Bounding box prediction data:
━━━━━━━━━━━━━━━━━━━━

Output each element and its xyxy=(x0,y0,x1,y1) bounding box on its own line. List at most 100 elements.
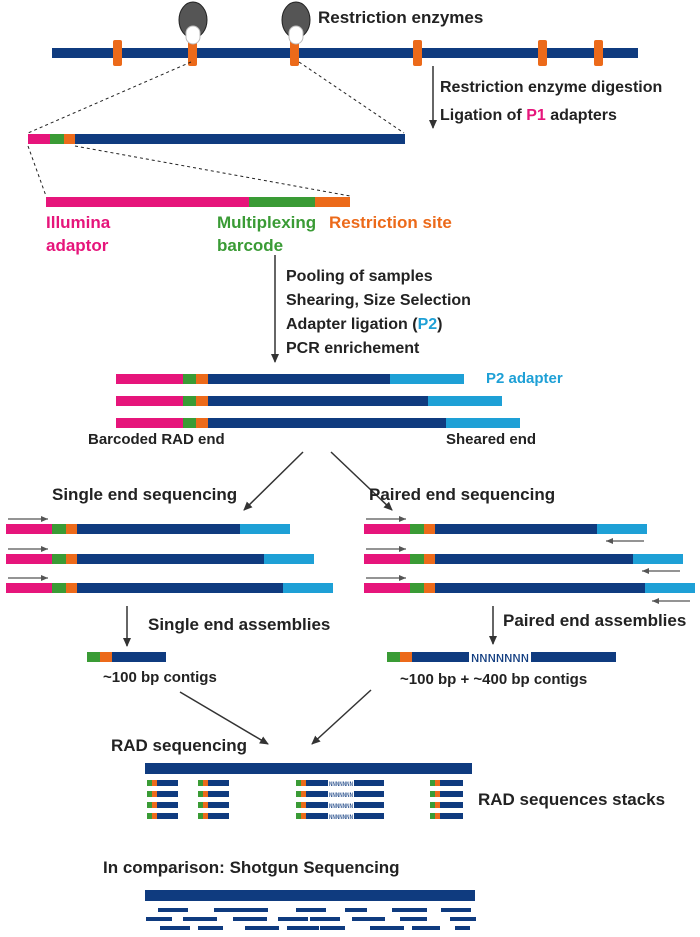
shotgun-reads xyxy=(146,908,476,930)
ligation-label: Ligation of P1 adapters xyxy=(440,107,617,124)
stack-barcode xyxy=(430,780,435,786)
rad-stacks-label: RAD sequences stacks xyxy=(478,790,665,809)
stack-site xyxy=(301,802,306,808)
stack-barcode xyxy=(296,791,301,797)
stack-read xyxy=(306,813,328,819)
stack-site xyxy=(435,813,440,819)
stack-site xyxy=(203,791,208,797)
single-contigs-label: ~100 bp contigs xyxy=(103,669,217,686)
restriction-site-mark xyxy=(594,40,603,66)
stack-read xyxy=(354,791,384,797)
single-end-seq-label: Single end sequencing xyxy=(52,485,237,504)
shotgun-read xyxy=(233,917,267,921)
adaptor-label: adaptor xyxy=(46,236,109,255)
shotgun-read xyxy=(455,926,470,930)
n-gap: NNNNNNN xyxy=(471,652,529,665)
digestion-label: Restriction enzyme digestion xyxy=(440,79,662,96)
shotgun-read xyxy=(183,917,217,921)
stack-site xyxy=(152,802,157,808)
zoom-line xyxy=(298,61,405,134)
shotgun-read xyxy=(287,926,319,930)
stack-site xyxy=(203,813,208,819)
paired-end-seq-label: Paired end sequencing xyxy=(369,485,555,504)
stack-barcode xyxy=(198,813,203,819)
single-end-arrow xyxy=(243,451,304,511)
restriction-site-mark xyxy=(538,40,547,66)
step-shearing: Shearing, Size Selection xyxy=(286,292,471,309)
stack-n-gap: NNNNNNN xyxy=(329,792,353,799)
p2-adapter-label: P2 adapter xyxy=(486,370,563,387)
shotgun-read xyxy=(296,908,326,912)
stack-site xyxy=(301,780,306,786)
barcoded-end-label: Barcoded RAD end xyxy=(88,431,225,448)
shotgun-read xyxy=(310,917,340,921)
stack-barcode xyxy=(198,791,203,797)
rad-sequencing-label: RAD sequencing xyxy=(111,736,247,755)
stack-barcode xyxy=(296,813,301,819)
zoom-line xyxy=(74,145,351,197)
shotgun-read xyxy=(198,926,223,930)
shotgun-read xyxy=(352,917,385,921)
shotgun-read xyxy=(146,917,172,921)
stack-barcode xyxy=(147,780,152,786)
sheared-end-label: Sheared end xyxy=(446,431,536,448)
shotgun-read xyxy=(320,926,345,930)
stack-read xyxy=(440,813,463,819)
stack-read xyxy=(354,780,384,786)
zoom-line xyxy=(27,145,47,197)
restriction-enzyme-icon xyxy=(178,1,208,45)
restriction-enzyme-icon xyxy=(281,1,311,45)
stack-site xyxy=(301,813,306,819)
restriction-site-mark xyxy=(413,40,422,66)
stack-barcode xyxy=(430,813,435,819)
shotgun-read xyxy=(441,908,471,912)
stack-barcode xyxy=(296,780,301,786)
step-adapter-ligation: Adapter ligation (P2) xyxy=(286,316,442,333)
stack-barcode xyxy=(147,802,152,808)
stack-site xyxy=(203,802,208,808)
stack-barcode xyxy=(296,802,301,808)
stack-barcode xyxy=(430,802,435,808)
shotgun-read xyxy=(245,926,279,930)
single-end-asm-label: Single end assemblies xyxy=(148,615,330,634)
converge-arrow-right xyxy=(311,689,372,745)
stack-site xyxy=(435,780,440,786)
multiplexing-label: Multiplexing xyxy=(217,213,316,232)
rad-stacks: NNNNNNN NNNNNNN NNNNNNN NNNNNNN xyxy=(147,780,463,821)
p1-adapter-detail xyxy=(46,197,350,207)
p1-ligated-fragment xyxy=(28,134,405,144)
pooled-fragment xyxy=(116,374,464,384)
shotgun-read xyxy=(160,926,190,930)
stack-read xyxy=(208,802,229,808)
shotgun-reference xyxy=(145,890,475,901)
restriction-site-mark xyxy=(113,40,122,66)
shotgun-read xyxy=(392,908,427,912)
shotgun-read xyxy=(278,917,308,921)
paired-end-read xyxy=(364,516,647,544)
stack-read xyxy=(306,791,328,797)
paired-end-contig xyxy=(387,652,616,662)
stack-site xyxy=(435,802,440,808)
paired-end-asm-label: Paired end assemblies xyxy=(503,611,686,630)
stack-n-gap: NNNNNNN xyxy=(329,814,353,821)
step-pooling: Pooling of samples xyxy=(286,268,433,285)
paired-end-arrow xyxy=(330,451,393,511)
stack-site xyxy=(152,813,157,819)
stack-read xyxy=(157,813,178,819)
paired-end-read xyxy=(364,546,683,574)
rad-reference xyxy=(145,763,472,774)
shotgun-read xyxy=(450,917,476,921)
stack-site xyxy=(152,791,157,797)
stack-read xyxy=(208,813,229,819)
single-end-read xyxy=(6,546,314,564)
stack-barcode xyxy=(198,780,203,786)
shotgun-label: In comparison: Shotgun Sequencing xyxy=(103,858,400,877)
stack-read xyxy=(306,802,328,808)
stack-site xyxy=(301,791,306,797)
illumina-label: Illumina xyxy=(46,213,111,232)
stack-read xyxy=(157,791,178,797)
shotgun-read xyxy=(400,917,427,921)
converge-arrow-left xyxy=(179,691,269,745)
restriction-site-label: Restriction site xyxy=(329,213,452,232)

━━━━━━━━━━━━━━━━━━━━

* [Exercise]
Every entry belongs in the answer exactly as written, but no picture does.

* [Exercise solution]
Output each element and its xyxy=(x0,y0,x1,y1) bounding box on its own line. List at most 100 elements.
shotgun-reads xyxy=(146,908,476,930)
ligation-label: Ligation of P1 adapters xyxy=(440,107,617,124)
stack-barcode xyxy=(430,780,435,786)
rad-stacks-label: RAD sequences stacks xyxy=(478,790,665,809)
stack-site xyxy=(301,802,306,808)
stack-barcode xyxy=(296,791,301,797)
stack-read xyxy=(306,813,328,819)
stack-site xyxy=(435,813,440,819)
stack-site xyxy=(203,791,208,797)
single-contigs-label: ~100 bp contigs xyxy=(103,669,217,686)
restriction-site-mark xyxy=(594,40,603,66)
stack-read xyxy=(354,791,384,797)
single-end-seq-label: Single end sequencing xyxy=(52,485,237,504)
shotgun-read xyxy=(233,917,267,921)
adaptor-label: adaptor xyxy=(46,236,109,255)
shotgun-read xyxy=(455,926,470,930)
n-gap: NNNNNNN xyxy=(471,652,529,665)
digestion-label: Restriction enzyme digestion xyxy=(440,79,662,96)
shotgun-read xyxy=(183,917,217,921)
stack-site xyxy=(152,802,157,808)
zoom-line xyxy=(298,61,405,134)
shotgun-read xyxy=(287,926,319,930)
stack-site xyxy=(203,813,208,819)
paired-end-seq-label: Paired end sequencing xyxy=(369,485,555,504)
stack-barcode xyxy=(198,813,203,819)
single-end-arrow xyxy=(243,451,304,511)
restriction-site-mark xyxy=(538,40,547,66)
step-shearing: Shearing, Size Selection xyxy=(286,292,471,309)
stack-n-gap: NNNNNNN xyxy=(329,792,353,799)
p2-adapter-label: P2 adapter xyxy=(486,370,563,387)
shotgun-read xyxy=(296,908,326,912)
stack-site xyxy=(301,780,306,786)
barcoded-end-label: Barcoded RAD end xyxy=(88,431,225,448)
shotgun-read xyxy=(310,917,340,921)
stack-barcode xyxy=(198,791,203,797)
rad-sequencing-label: RAD sequencing xyxy=(111,736,247,755)
stack-barcode xyxy=(296,813,301,819)
zoom-line xyxy=(74,145,351,197)
shotgun-read xyxy=(198,926,223,930)
shotgun-read xyxy=(352,917,385,921)
shotgun-read xyxy=(146,917,172,921)
stack-barcode xyxy=(147,780,152,786)
sheared-end-label: Sheared end xyxy=(446,431,536,448)
shotgun-read xyxy=(320,926,345,930)
stack-read xyxy=(440,813,463,819)
stack-read xyxy=(354,780,384,786)
zoom-line xyxy=(27,145,47,197)
restriction-enzyme-icon xyxy=(178,1,208,45)
restriction-enzyme-icon xyxy=(281,1,311,45)
stack-site xyxy=(301,813,306,819)
restriction-site-mark xyxy=(413,40,422,66)
stack-barcode xyxy=(430,813,435,819)
shotgun-read xyxy=(441,908,471,912)
stack-barcode xyxy=(296,780,301,786)
step-adapter-ligation: Adapter ligation (P2) xyxy=(286,316,442,333)
stack-barcode xyxy=(147,802,152,808)
stack-site xyxy=(203,802,208,808)
stack-barcode xyxy=(296,802,301,808)
stack-barcode xyxy=(430,802,435,808)
shotgun-read xyxy=(245,926,279,930)
single-end-asm-label: Single end assemblies xyxy=(148,615,330,634)
converge-arrow-right xyxy=(311,689,372,745)
stack-site xyxy=(435,780,440,786)
multiplexing-label: Multiplexing xyxy=(217,213,316,232)
rad-stacks: NNNNNNN NNNNNNN NNNNNNN NNNNNNN xyxy=(147,780,463,821)
p1-adapter-detail xyxy=(46,197,350,207)
p1-ligated-fragment xyxy=(28,134,405,144)
pooled-fragment xyxy=(116,374,464,384)
shotgun-read xyxy=(160,926,190,930)
stack-read xyxy=(208,802,229,808)
shotgun-reference xyxy=(145,890,475,901)
restriction-site-mark xyxy=(113,40,122,66)
shotgun-read xyxy=(392,908,427,912)
shotgun-read xyxy=(278,917,308,921)
paired-end-read xyxy=(364,516,647,544)
stack-read xyxy=(306,791,328,797)
paired-end-contig xyxy=(387,652,616,662)
stack-site xyxy=(435,802,440,808)
paired-end-asm-label: Paired end assemblies xyxy=(503,611,686,630)
stack-n-gap: NNNNNNN xyxy=(329,814,353,821)
step-pooling: Pooling of samples xyxy=(286,268,433,285)
paired-end-arrow xyxy=(330,451,393,511)
stack-site xyxy=(152,813,157,819)
stack-read xyxy=(157,813,178,819)
paired-end-read xyxy=(364,546,683,574)
rad-reference xyxy=(145,763,472,774)
shotgun-read xyxy=(450,917,476,921)
stack-site xyxy=(152,791,157,797)
stack-read xyxy=(208,813,229,819)
single-end-read xyxy=(6,546,314,564)
stack-barcode xyxy=(198,780,203,786)
shotgun-label: In comparison: Shotgun Sequencing xyxy=(103,858,400,877)
stack-read xyxy=(306,802,328,808)
stack-site xyxy=(301,791,306,797)
illumina-label: Illumina xyxy=(46,213,111,232)
stack-read xyxy=(157,791,178,797)
shotgun-read xyxy=(400,917,427,921)
converge-arrow-left xyxy=(179,691,269,745)
restriction-site-label: Restriction site xyxy=(329,213,452,232)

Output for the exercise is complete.